→ Instructions for the task
Return all the data, word for word.
↓
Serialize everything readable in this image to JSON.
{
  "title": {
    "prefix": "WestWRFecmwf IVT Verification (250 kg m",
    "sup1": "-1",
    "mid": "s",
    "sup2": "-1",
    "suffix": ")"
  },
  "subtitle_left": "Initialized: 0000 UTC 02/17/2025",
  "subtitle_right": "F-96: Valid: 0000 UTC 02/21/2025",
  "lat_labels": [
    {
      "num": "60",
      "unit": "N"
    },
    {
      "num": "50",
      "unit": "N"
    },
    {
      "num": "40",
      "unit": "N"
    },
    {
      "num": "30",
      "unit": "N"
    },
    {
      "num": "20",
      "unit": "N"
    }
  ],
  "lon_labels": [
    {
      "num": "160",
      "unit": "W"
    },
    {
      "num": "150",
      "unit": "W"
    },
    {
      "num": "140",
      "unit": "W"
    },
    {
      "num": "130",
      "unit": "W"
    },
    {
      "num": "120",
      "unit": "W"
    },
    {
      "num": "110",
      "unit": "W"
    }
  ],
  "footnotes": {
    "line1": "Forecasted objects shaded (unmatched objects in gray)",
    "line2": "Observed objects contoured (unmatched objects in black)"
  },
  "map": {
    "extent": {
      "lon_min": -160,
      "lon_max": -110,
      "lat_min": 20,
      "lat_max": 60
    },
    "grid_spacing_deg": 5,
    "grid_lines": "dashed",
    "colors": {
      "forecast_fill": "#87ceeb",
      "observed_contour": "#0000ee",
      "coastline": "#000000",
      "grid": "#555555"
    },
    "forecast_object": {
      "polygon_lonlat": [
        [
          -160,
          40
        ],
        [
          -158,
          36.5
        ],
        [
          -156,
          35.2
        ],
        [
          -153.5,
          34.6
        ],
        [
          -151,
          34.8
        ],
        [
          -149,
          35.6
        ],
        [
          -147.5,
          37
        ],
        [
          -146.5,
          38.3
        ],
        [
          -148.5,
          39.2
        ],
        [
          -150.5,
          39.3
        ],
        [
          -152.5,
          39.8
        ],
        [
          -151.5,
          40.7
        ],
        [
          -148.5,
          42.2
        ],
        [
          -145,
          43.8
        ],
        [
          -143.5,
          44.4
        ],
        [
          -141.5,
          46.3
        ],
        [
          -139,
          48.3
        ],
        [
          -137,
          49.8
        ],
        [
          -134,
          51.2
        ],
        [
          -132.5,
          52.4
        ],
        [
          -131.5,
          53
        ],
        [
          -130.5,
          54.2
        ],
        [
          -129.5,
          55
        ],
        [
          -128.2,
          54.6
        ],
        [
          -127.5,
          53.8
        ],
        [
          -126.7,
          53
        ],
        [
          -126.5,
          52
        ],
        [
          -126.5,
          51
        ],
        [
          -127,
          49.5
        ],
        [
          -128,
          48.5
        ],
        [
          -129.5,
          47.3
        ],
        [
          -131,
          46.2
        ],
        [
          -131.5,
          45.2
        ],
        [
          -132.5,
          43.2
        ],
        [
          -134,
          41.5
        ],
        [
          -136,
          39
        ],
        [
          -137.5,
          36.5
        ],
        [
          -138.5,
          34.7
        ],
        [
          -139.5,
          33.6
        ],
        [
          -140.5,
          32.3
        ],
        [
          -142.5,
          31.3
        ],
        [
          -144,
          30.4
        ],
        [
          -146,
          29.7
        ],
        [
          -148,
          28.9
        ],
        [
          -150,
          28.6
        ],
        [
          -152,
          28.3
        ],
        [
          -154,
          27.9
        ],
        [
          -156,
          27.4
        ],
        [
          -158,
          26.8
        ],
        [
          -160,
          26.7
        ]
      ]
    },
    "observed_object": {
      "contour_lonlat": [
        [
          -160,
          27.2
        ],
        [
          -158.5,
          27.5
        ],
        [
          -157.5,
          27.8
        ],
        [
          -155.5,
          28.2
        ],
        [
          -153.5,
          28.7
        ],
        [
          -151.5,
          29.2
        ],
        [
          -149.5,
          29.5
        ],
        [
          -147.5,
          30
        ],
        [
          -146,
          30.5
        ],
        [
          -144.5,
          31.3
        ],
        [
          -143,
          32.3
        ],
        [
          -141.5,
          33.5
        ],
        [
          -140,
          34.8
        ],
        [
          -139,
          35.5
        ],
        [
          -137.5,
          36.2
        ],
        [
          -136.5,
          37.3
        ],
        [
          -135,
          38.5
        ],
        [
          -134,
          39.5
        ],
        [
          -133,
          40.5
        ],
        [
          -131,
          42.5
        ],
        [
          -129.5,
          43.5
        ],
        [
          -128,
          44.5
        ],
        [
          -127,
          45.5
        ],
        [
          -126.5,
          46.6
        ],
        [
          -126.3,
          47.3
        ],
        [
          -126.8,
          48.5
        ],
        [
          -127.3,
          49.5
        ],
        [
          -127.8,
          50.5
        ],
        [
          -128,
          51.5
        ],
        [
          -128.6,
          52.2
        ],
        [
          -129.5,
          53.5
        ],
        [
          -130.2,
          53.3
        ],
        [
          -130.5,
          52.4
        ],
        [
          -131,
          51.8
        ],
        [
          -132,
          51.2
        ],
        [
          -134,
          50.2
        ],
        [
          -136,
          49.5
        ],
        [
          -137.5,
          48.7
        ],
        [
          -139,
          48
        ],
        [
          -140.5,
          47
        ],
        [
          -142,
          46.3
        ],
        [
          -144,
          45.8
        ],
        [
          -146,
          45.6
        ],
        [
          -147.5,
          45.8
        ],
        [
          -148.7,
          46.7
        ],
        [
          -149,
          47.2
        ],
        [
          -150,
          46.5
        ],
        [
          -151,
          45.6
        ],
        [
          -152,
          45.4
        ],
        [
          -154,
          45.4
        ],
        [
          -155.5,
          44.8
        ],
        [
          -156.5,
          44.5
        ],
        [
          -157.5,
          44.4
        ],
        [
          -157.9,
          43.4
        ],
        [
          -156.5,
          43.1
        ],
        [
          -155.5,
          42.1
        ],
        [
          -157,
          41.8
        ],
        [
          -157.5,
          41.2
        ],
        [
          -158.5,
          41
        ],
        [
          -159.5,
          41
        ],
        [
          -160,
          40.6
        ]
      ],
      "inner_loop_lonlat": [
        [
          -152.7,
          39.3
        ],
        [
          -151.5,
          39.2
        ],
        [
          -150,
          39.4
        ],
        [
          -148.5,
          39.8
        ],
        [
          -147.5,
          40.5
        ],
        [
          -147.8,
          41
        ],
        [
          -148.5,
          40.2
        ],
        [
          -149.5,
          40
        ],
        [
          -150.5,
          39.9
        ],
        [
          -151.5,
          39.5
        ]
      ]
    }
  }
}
↑
→ Result of this exercise
Serialize everything readable in this image to JSON.
{
  "title": {
    "prefix": "WestWRFecmwf IVT Verification (250 kg m",
    "sup1": "-1",
    "mid": "s",
    "sup2": "-1",
    "suffix": ")"
  },
  "subtitle_left": "Initialized: 0000 UTC 02/17/2025",
  "subtitle_right": "F-96: Valid: 0000 UTC 02/21/2025",
  "lat_labels": [
    {
      "num": "60",
      "unit": "N"
    },
    {
      "num": "50",
      "unit": "N"
    },
    {
      "num": "40",
      "unit": "N"
    },
    {
      "num": "30",
      "unit": "N"
    },
    {
      "num": "20",
      "unit": "N"
    }
  ],
  "lon_labels": [
    {
      "num": "160",
      "unit": "W"
    },
    {
      "num": "150",
      "unit": "W"
    },
    {
      "num": "140",
      "unit": "W"
    },
    {
      "num": "130",
      "unit": "W"
    },
    {
      "num": "120",
      "unit": "W"
    },
    {
      "num": "110",
      "unit": "W"
    }
  ],
  "footnotes": {
    "line1": "Forecasted objects shaded (unmatched objects in gray)",
    "line2": "Observed objects contoured (unmatched objects in black)"
  },
  "map": {
    "extent": {
      "lon_min": -160,
      "lon_max": -110,
      "lat_min": 20,
      "lat_max": 60
    },
    "grid_spacing_deg": 5,
    "grid_lines": "dashed",
    "colors": {
      "forecast_fill": "#87ceeb",
      "observed_contour": "#0000ee",
      "coastline": "#000000",
      "grid": "#555555"
    },
    "forecast_object": {
      "polygon_lonlat": [
        [
          -160,
          40
        ],
        [
          -158,
          36.5
        ],
        [
          -156,
          35.2
        ],
        [
          -153.5,
          34.6
        ],
        [
          -151,
          34.8
        ],
        [
          -149,
          35.6
        ],
        [
          -147.5,
          37
        ],
        [
          -146.5,
          38.3
        ],
        [
          -148.5,
          39.2
        ],
        [
          -150.5,
          39.3
        ],
        [
          -152.5,
          39.8
        ],
        [
          -151.5,
          40.7
        ],
        [
          -148.5,
          42.2
        ],
        [
          -145,
          43.8
        ],
        [
          -143.5,
          44.4
        ],
        [
          -141.5,
          46.3
        ],
        [
          -139,
          48.3
        ],
        [
          -137,
          49.8
        ],
        [
          -134,
          51.2
        ],
        [
          -132.5,
          52.4
        ],
        [
          -131.5,
          53
        ],
        [
          -130.5,
          54.2
        ],
        [
          -129.5,
          55
        ],
        [
          -128.2,
          54.6
        ],
        [
          -127.5,
          53.8
        ],
        [
          -126.7,
          53
        ],
        [
          -126.5,
          52
        ],
        [
          -126.5,
          51
        ],
        [
          -127,
          49.5
        ],
        [
          -128,
          48.5
        ],
        [
          -129.5,
          47.3
        ],
        [
          -131,
          46.2
        ],
        [
          -131.5,
          45.2
        ],
        [
          -132.5,
          43.2
        ],
        [
          -134,
          41.5
        ],
        [
          -136,
          39
        ],
        [
          -137.5,
          36.5
        ],
        [
          -138.5,
          34.7
        ],
        [
          -139.5,
          33.6
        ],
        [
          -140.5,
          32.3
        ],
        [
          -142.5,
          31.3
        ],
        [
          -144,
          30.4
        ],
        [
          -146,
          29.7
        ],
        [
          -148,
          28.9
        ],
        [
          -150,
          28.6
        ],
        [
          -152,
          28.3
        ],
        [
          -154,
          27.9
        ],
        [
          -156,
          27.4
        ],
        [
          -158,
          26.8
        ],
        [
          -160,
          26.7
        ]
      ]
    },
    "observed_object": {
      "contour_lonlat": [
        [
          -160,
          27.2
        ],
        [
          -158.5,
          27.5
        ],
        [
          -157.5,
          27.8
        ],
        [
          -155.5,
          28.2
        ],
        [
          -153.5,
          28.7
        ],
        [
          -151.5,
          29.2
        ],
        [
          -149.5,
          29.5
        ],
        [
          -147.5,
          30
        ],
        [
          -146,
          30.5
        ],
        [
          -144.5,
          31.3
        ],
        [
          -143,
          32.3
        ],
        [
          -141.5,
          33.5
        ],
        [
          -140,
          34.8
        ],
        [
          -139,
          35.5
        ],
        [
          -137.5,
          36.2
        ],
        [
          -136.5,
          37.3
        ],
        [
          -135,
          38.5
        ],
        [
          -134,
          39.5
        ],
        [
          -133,
          40.5
        ],
        [
          -131,
          42.5
        ],
        [
          -129.5,
          43.5
        ],
        [
          -128,
          44.5
        ],
        [
          -127,
          45.5
        ],
        [
          -126.5,
          46.6
        ],
        [
          -126.3,
          47.3
        ],
        [
          -126.8,
          48.5
        ],
        [
          -127.3,
          49.5
        ],
        [
          -127.8,
          50.5
        ],
        [
          -128,
          51.5
        ],
        [
          -128.6,
          52.2
        ],
        [
          -129.5,
          53.5
        ],
        [
          -130.2,
          53.3
        ],
        [
          -130.5,
          52.4
        ],
        [
          -131,
          51.8
        ],
        [
          -132,
          51.2
        ],
        [
          -134,
          50.2
        ],
        [
          -136,
          49.5
        ],
        [
          -137.5,
          48.7
        ],
        [
          -139,
          48
        ],
        [
          -140.5,
          47
        ],
        [
          -142,
          46.3
        ],
        [
          -144,
          45.8
        ],
        [
          -146,
          45.6
        ],
        [
          -147.5,
          45.8
        ],
        [
          -148.7,
          46.7
        ],
        [
          -149,
          47.2
        ],
        [
          -150,
          46.5
        ],
        [
          -151,
          45.6
        ],
        [
          -152,
          45.4
        ],
        [
          -154,
          45.4
        ],
        [
          -155.5,
          44.8
        ],
        [
          -156.5,
          44.5
        ],
        [
          -157.5,
          44.4
        ],
        [
          -157.9,
          43.4
        ],
        [
          -156.5,
          43.1
        ],
        [
          -155.5,
          42.1
        ],
        [
          -157,
          41.8
        ],
        [
          -157.5,
          41.2
        ],
        [
          -158.5,
          41
        ],
        [
          -159.5,
          41
        ],
        [
          -160,
          40.6
        ]
      ],
      "inner_loop_lonlat": [
        [
          -152.7,
          39.3
        ],
        [
          -151.5,
          39.2
        ],
        [
          -150,
          39.4
        ],
        [
          -148.5,
          39.8
        ],
        [
          -147.5,
          40.5
        ],
        [
          -147.8,
          41
        ],
        [
          -148.5,
          40.2
        ],
        [
          -149.5,
          40
        ],
        [
          -150.5,
          39.9
        ],
        [
          -151.5,
          39.5
        ]
      ]
    }
  }
}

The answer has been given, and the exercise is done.